- _TEXT SECTION_:
Schermafbeelding 2021 07 28 om 23.27.37
From: Saueressig et al (2021)

 

With a negative test and a pre-test probability of 20%, the negative likelihood ratio of 0.33 leads to a post-test probability of 8%. When the higher prevalence of 30% is used, the post-test odds of sacroiliac joint causing the symptoms are 12%. It seems that this cluster can be more confidently used to rule out the sacroiliac joint as a cause of symptoms.

Questions and thoughts

Rather than depicting sensitivity and specificity alone, the authors tried to make the findings easily applicable for the clinician by reporting likelihood ratios. From these likelihood ratios and from your pre-test suspicion of the possibility of sacroiliac joint pain causing the symptoms, the post-test chances can be calculated. The authors used 2 different prevalence rates of sacroiliac joint pain, based on population prevalences found in previous systematic reviews: 20 and 30%. This leads to a respective 35% and 48% post-test probability in case of a positive test. As you can see, you might as well flip a coin to evaluate if the sacroiliac joint causes your patients’ symptoms.

“The multifactorial nature of pain is unlikely to be captured alone by a pain provocation test or basing diagnosis on the introduction of anesthetic into the SIJ.”

- _DATASET RECORDS_:
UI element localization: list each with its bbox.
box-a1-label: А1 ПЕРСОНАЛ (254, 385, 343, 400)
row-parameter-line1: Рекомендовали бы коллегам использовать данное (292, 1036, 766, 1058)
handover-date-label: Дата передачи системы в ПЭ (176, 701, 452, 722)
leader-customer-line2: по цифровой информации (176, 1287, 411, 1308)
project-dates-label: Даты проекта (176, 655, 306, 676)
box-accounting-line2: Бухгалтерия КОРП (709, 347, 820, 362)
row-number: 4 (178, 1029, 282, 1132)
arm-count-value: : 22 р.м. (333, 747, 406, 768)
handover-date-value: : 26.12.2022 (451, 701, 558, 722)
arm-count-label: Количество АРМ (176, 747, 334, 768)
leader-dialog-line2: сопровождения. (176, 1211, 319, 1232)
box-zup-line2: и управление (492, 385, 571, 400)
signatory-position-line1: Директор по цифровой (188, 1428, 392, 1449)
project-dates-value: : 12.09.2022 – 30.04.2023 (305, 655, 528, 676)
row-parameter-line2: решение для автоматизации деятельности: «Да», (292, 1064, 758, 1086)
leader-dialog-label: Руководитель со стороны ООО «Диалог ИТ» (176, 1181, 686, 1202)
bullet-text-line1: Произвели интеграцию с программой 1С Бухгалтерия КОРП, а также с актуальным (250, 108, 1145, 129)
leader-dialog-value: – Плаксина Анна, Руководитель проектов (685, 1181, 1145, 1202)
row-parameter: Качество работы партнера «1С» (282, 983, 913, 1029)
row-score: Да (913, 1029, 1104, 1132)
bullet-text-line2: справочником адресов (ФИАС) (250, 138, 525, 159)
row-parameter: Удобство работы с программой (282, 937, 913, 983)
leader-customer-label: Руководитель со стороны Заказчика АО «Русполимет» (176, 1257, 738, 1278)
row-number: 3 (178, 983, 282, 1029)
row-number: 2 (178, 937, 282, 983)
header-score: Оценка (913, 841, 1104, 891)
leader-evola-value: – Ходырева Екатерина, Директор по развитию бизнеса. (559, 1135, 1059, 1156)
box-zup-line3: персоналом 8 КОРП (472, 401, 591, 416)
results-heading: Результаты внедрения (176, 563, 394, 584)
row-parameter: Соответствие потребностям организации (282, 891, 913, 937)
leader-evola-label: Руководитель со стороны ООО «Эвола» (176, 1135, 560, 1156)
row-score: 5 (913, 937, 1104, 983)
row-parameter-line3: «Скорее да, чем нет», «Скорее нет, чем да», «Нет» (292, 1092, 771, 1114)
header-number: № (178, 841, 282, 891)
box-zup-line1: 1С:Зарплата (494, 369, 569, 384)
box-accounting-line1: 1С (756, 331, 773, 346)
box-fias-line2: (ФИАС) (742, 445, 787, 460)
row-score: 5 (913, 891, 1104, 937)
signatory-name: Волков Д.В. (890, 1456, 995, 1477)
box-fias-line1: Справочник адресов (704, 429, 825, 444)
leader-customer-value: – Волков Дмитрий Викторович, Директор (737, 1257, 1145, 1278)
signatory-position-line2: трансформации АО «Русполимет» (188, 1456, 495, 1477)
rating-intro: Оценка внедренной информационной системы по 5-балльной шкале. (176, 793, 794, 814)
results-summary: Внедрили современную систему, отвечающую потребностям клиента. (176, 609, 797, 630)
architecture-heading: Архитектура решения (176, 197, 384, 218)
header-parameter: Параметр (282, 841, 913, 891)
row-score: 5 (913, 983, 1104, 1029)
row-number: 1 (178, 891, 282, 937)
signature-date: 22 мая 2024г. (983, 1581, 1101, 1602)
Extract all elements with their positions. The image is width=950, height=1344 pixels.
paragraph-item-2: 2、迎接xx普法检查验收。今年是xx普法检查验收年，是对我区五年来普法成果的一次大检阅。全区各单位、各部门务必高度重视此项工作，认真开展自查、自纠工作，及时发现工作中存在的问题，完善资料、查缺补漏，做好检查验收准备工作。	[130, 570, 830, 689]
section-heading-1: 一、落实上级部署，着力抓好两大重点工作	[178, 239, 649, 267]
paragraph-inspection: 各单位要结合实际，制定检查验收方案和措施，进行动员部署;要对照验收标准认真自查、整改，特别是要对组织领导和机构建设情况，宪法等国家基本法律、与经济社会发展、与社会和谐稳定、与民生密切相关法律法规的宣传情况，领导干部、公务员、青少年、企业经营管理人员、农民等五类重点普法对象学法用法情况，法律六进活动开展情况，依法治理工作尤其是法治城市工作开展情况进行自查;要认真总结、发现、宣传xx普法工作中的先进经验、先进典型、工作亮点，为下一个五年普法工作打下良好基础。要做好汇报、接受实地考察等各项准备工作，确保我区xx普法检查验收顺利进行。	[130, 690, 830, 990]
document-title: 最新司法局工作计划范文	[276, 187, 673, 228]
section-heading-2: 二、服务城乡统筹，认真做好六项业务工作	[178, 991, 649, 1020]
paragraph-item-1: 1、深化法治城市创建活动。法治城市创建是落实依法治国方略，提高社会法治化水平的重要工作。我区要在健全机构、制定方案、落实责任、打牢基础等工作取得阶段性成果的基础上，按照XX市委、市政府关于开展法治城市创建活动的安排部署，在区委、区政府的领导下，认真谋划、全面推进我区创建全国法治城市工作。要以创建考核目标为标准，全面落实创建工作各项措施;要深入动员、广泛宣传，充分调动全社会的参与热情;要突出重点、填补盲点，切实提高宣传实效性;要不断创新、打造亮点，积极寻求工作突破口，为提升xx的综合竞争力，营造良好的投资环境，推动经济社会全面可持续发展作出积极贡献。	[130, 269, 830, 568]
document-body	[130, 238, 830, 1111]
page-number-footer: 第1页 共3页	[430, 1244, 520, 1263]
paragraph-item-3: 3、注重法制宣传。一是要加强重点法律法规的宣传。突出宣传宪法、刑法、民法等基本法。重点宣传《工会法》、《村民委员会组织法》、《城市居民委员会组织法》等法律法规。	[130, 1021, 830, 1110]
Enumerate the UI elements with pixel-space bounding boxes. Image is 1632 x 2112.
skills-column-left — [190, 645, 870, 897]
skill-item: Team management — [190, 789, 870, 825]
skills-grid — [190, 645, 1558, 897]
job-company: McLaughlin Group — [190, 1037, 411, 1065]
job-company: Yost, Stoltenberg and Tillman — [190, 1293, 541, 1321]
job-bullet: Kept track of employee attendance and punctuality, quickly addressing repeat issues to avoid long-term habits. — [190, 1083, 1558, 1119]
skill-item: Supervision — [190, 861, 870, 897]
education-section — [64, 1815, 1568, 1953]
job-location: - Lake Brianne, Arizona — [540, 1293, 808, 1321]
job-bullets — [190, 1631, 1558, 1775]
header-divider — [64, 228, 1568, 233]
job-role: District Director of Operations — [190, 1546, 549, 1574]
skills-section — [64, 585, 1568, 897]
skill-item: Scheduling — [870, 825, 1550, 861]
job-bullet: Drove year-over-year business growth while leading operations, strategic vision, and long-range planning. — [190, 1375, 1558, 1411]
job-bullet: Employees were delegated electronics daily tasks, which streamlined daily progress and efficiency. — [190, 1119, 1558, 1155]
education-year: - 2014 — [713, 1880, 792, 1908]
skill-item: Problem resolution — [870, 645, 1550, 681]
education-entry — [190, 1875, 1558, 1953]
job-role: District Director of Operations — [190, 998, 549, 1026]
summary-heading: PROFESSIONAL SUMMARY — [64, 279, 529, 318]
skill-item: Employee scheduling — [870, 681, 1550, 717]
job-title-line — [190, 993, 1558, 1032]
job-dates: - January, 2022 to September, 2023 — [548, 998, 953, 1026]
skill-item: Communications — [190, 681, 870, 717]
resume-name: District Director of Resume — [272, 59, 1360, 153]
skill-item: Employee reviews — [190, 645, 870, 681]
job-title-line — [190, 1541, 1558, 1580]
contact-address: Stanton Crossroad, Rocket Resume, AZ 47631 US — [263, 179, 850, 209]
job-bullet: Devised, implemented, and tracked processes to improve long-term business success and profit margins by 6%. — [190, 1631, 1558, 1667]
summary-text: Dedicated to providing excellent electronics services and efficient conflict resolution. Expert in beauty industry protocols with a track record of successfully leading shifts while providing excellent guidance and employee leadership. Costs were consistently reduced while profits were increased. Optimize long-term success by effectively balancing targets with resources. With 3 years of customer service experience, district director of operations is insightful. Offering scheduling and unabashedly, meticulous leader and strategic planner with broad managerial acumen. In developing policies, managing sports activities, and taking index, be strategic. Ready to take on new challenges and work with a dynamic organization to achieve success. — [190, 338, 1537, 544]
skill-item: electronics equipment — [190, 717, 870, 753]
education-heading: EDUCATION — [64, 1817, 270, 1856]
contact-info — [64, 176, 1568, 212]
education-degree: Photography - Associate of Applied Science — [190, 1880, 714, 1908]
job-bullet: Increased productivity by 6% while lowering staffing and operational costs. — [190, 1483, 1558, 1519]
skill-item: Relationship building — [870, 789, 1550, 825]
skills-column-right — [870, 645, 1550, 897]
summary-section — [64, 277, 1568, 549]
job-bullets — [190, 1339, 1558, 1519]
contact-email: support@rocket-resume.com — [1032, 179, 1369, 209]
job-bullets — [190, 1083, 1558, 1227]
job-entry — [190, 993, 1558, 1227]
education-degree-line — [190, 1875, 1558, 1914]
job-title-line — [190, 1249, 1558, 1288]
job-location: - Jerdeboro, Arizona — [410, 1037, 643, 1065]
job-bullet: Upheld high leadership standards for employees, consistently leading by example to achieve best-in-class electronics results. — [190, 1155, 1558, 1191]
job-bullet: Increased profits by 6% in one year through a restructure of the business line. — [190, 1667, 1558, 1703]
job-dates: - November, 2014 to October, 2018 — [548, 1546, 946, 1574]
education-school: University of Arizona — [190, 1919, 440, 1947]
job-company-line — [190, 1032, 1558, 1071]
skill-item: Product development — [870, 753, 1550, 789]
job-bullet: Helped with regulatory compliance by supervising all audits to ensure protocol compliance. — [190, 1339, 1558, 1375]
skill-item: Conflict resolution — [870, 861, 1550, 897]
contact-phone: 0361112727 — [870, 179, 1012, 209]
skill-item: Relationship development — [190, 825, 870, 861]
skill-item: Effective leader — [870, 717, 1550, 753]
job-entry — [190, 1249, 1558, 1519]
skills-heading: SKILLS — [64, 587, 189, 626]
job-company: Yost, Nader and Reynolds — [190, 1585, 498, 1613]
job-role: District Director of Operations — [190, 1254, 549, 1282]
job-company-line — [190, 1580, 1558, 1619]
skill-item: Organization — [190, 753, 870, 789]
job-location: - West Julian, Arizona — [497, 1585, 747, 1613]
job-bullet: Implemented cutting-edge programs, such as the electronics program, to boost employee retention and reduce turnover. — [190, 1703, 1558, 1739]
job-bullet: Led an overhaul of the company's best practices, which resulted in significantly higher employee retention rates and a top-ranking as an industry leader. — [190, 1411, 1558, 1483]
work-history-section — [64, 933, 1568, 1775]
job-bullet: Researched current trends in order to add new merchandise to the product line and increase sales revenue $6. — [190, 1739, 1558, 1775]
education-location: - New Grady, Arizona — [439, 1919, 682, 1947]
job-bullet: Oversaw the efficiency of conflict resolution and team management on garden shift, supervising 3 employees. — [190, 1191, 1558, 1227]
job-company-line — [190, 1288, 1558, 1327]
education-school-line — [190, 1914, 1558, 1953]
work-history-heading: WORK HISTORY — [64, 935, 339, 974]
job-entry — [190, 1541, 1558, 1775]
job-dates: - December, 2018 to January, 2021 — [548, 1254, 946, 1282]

- _TO DO_:
(a) In the passage on sacroiliac joint testing, translate this sentence into Spanish: "It seems that this cluster can be more confidently used to rule out the sacroiliac joint as a cause of symptoms."
(b) Quote everything in the passage on sacroiliac joint testing from "Schermafbeelding 2021 07" down to "cause of symptoms.".

- _TASK-BY-TASK RESULTS_:
(a) Parece que este clúster puede utilizarse con mayor confianza para descartar la articulación sacroilíaca como causa de los síntomas.

(b)
Schermafbeelding 2021 07 28 om 23.27.37
From: Saueressig et al (2021)

 

With a negative test and a pre-test probability of 20%, the negative likelihood ratio of 0.33 leads to a post-test probability of 8%. When the higher prevalence of 30% is used, the post-test odds of sacroiliac joint causing the symptoms are 12%. It seems that this cluster can be more confidently used to rule out the sacroiliac joint as a cause of symptoms.